Data for processing:
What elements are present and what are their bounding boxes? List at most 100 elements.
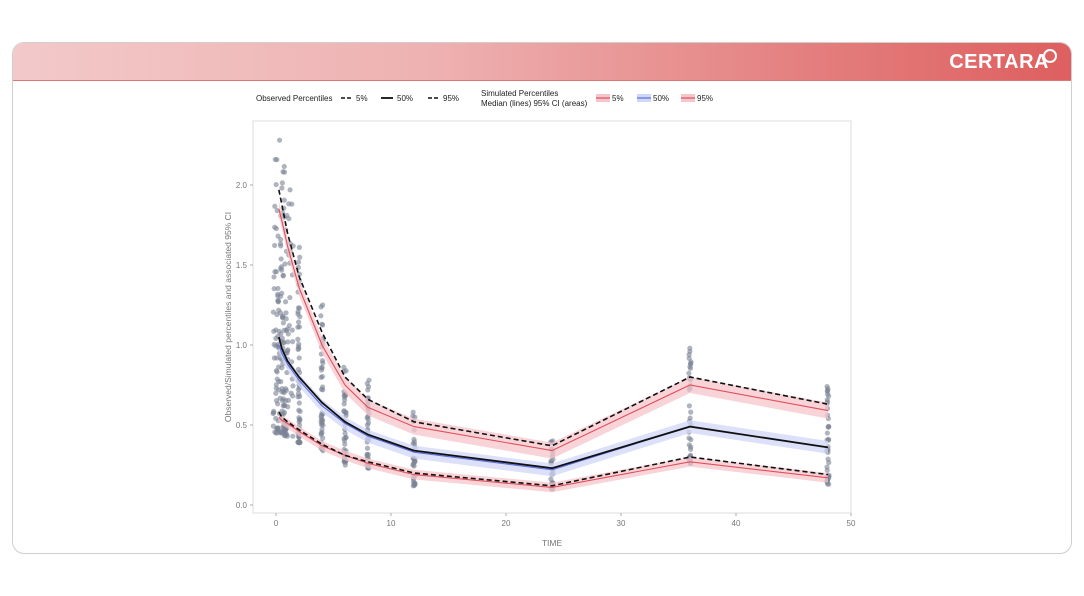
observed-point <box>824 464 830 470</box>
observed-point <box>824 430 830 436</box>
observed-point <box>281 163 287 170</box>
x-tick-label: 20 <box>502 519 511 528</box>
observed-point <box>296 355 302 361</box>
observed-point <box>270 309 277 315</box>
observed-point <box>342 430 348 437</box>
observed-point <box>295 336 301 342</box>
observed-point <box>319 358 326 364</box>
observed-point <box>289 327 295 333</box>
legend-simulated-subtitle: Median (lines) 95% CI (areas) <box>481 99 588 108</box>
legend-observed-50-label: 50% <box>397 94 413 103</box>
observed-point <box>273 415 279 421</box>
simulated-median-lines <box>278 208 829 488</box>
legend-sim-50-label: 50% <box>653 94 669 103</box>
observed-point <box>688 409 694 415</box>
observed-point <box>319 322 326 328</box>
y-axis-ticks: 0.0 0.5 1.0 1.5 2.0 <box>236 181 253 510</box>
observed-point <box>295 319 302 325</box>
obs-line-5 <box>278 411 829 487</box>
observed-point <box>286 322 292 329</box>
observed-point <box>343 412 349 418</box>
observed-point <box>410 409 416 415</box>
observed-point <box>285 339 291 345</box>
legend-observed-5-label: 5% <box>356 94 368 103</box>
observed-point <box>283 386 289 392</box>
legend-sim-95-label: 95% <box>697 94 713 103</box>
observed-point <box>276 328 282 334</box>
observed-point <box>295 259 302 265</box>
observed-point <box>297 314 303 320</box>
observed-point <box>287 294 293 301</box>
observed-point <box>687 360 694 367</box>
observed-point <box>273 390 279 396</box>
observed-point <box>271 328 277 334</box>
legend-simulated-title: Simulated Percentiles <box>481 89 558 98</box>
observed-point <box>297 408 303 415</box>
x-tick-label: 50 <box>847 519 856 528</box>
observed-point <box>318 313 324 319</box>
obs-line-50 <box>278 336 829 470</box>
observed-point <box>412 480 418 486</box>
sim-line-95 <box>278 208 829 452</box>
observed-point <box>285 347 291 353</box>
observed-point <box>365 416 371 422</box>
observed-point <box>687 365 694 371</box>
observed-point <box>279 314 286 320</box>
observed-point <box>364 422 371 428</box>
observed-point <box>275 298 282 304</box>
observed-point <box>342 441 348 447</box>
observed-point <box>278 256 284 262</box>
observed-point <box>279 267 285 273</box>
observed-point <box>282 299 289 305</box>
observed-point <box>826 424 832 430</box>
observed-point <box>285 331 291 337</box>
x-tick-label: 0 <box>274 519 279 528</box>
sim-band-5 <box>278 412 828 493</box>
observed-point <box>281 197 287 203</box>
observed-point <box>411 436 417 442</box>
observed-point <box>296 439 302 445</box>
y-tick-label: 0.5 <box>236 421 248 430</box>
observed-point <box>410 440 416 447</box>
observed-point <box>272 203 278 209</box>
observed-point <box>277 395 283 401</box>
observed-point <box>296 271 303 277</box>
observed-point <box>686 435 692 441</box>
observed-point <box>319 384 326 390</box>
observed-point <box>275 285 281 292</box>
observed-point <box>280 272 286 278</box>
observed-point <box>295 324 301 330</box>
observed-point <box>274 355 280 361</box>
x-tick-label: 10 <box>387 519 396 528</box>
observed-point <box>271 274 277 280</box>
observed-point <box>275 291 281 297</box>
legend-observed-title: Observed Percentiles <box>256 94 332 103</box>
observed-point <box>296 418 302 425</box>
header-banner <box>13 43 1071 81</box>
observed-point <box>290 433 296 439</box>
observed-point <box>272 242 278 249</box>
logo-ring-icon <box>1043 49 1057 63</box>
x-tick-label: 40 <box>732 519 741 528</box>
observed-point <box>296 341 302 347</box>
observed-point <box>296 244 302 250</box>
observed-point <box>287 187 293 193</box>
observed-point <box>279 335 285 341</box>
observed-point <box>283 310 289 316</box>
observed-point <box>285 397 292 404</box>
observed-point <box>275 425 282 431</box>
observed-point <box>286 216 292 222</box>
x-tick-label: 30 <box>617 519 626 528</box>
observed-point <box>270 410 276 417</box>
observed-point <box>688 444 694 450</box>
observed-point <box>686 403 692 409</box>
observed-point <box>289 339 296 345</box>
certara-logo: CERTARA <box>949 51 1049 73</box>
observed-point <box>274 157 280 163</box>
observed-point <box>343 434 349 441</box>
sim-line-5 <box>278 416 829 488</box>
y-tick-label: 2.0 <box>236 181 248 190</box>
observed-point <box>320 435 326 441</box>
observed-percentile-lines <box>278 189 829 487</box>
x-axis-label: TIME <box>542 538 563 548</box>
---
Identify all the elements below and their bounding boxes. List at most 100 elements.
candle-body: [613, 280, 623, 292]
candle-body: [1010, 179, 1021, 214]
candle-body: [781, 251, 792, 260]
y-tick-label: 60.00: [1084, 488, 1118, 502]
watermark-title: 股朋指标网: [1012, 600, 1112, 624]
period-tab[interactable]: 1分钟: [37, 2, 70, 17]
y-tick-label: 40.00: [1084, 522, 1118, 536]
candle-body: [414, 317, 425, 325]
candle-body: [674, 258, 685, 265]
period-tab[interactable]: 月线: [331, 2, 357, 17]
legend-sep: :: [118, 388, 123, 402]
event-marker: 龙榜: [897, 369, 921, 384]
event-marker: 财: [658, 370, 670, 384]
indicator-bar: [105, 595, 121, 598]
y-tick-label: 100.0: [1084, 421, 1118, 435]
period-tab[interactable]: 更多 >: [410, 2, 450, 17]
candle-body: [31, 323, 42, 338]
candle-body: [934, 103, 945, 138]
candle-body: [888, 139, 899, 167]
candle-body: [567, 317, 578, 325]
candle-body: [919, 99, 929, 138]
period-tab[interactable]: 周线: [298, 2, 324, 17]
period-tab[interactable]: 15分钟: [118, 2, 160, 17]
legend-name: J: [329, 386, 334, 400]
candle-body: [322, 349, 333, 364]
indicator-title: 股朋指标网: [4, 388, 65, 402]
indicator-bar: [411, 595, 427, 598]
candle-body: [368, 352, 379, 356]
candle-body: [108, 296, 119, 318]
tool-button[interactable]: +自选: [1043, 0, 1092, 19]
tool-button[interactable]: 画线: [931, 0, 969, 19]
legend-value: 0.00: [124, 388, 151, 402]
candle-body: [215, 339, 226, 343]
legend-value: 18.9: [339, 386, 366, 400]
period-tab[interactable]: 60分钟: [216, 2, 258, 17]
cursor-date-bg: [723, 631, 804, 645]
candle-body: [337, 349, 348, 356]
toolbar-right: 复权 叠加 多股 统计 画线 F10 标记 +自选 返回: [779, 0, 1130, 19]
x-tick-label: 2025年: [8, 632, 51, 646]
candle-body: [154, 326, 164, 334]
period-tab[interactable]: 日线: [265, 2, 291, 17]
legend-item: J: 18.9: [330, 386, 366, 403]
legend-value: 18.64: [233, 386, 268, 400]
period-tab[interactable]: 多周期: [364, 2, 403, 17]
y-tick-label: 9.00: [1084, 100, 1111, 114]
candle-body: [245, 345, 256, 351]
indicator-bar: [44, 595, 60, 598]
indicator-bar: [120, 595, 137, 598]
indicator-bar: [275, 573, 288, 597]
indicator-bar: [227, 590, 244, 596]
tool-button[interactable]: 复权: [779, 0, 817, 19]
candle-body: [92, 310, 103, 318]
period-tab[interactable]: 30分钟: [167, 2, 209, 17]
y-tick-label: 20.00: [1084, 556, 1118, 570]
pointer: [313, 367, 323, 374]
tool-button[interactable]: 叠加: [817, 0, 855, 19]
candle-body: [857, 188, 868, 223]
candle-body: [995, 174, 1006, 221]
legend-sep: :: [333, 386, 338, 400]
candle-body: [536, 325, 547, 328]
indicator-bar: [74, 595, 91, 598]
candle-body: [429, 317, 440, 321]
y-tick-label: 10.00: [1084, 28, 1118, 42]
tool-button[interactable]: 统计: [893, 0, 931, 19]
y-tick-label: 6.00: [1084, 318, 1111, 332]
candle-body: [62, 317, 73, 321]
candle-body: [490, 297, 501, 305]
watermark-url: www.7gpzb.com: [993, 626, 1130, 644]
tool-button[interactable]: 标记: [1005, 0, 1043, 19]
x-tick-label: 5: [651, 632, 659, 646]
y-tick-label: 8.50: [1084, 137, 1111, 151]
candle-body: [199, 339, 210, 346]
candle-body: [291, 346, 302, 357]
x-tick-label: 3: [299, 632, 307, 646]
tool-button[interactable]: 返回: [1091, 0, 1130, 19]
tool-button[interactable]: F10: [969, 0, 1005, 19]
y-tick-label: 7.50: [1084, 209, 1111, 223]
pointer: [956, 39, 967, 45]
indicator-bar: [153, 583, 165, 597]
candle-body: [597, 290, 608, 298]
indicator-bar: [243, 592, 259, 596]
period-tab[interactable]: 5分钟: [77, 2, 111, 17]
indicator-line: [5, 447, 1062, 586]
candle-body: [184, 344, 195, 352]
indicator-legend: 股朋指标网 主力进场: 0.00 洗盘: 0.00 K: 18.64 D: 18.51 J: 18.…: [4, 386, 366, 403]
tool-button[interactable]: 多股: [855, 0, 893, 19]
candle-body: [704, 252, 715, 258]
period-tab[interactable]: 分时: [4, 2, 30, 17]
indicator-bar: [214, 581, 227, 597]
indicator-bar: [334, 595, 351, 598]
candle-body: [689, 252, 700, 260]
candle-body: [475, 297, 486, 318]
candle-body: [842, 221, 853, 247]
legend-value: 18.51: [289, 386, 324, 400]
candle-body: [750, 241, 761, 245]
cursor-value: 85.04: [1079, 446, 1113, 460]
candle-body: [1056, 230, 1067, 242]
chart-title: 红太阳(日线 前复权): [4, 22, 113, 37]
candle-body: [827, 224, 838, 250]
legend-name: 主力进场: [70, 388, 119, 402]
---
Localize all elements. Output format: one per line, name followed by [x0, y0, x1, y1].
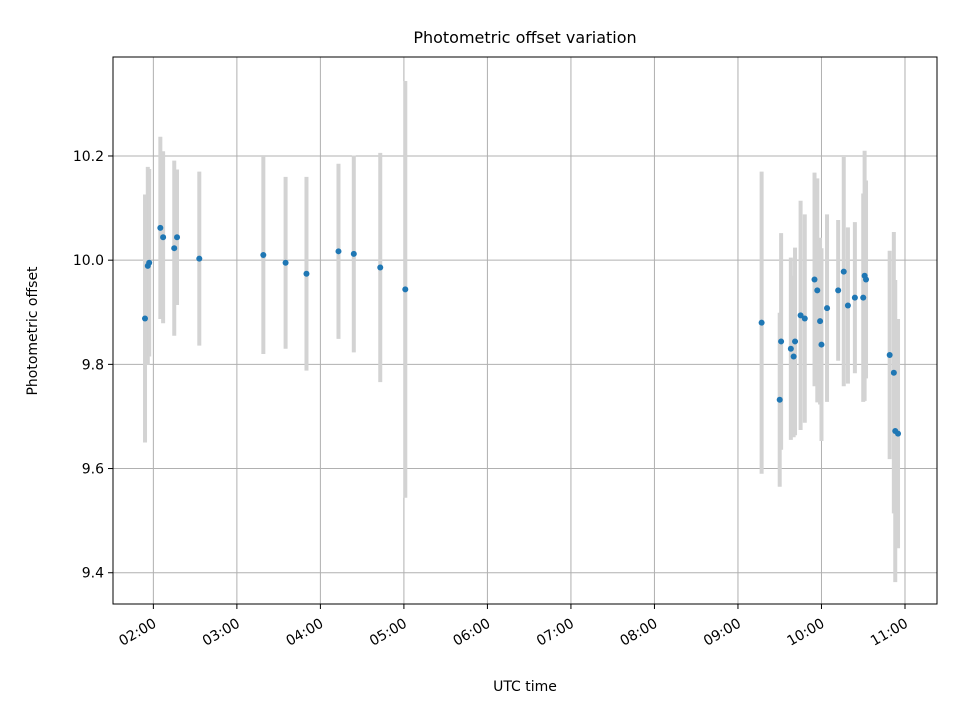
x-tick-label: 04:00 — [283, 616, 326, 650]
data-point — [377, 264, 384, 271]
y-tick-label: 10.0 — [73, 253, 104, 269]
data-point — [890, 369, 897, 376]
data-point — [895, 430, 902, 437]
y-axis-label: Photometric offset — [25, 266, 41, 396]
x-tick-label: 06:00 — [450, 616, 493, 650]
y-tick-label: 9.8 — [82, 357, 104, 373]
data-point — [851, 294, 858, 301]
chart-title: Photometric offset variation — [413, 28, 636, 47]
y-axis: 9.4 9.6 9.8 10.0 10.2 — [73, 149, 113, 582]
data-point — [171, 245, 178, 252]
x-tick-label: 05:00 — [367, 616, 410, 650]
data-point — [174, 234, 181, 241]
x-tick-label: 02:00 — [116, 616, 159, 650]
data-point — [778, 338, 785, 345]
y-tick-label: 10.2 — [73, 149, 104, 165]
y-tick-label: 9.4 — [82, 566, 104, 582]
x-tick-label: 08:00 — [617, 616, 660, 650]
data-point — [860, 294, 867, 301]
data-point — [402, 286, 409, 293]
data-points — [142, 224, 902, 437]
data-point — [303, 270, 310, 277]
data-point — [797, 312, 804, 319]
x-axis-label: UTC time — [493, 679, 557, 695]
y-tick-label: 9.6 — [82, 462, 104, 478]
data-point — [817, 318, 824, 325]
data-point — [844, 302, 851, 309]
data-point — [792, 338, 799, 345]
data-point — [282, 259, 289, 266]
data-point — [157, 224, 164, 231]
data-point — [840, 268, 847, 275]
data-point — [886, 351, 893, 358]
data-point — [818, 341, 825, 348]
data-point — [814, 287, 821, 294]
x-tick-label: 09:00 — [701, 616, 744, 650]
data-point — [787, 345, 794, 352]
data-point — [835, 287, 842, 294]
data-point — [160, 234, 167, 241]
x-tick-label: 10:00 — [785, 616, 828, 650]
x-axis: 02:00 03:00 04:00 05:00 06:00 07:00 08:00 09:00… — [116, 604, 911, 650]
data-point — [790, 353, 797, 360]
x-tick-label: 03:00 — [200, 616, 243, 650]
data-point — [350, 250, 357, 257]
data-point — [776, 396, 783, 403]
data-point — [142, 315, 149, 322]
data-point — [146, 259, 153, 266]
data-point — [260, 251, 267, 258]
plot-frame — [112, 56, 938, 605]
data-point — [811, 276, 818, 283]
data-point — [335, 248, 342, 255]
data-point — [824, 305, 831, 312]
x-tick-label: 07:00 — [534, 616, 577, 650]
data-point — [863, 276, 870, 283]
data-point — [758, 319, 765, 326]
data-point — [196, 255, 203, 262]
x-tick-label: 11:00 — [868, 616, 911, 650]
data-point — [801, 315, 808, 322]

Exercise details: Rewrite the records from the line with "x-tick-label: 04:00 — [283, 616, 326, 650]" up to and including the line with "y-axis-label: Photometric offset" as a JSON list of strings, one string per line, leaving out blank lines.

Full output:
[
  "x-tick-label: 04:00 — [283, 616, 326, 650]",
  "data-point — [377, 264, 384, 271]",
  "y-tick-label: 10.0 — [73, 253, 104, 269]",
  "data-point — [890, 369, 897, 376]",
  "data-point — [895, 430, 902, 437]",
  "y-axis-label: Photometric offset — [25, 266, 41, 396]"
]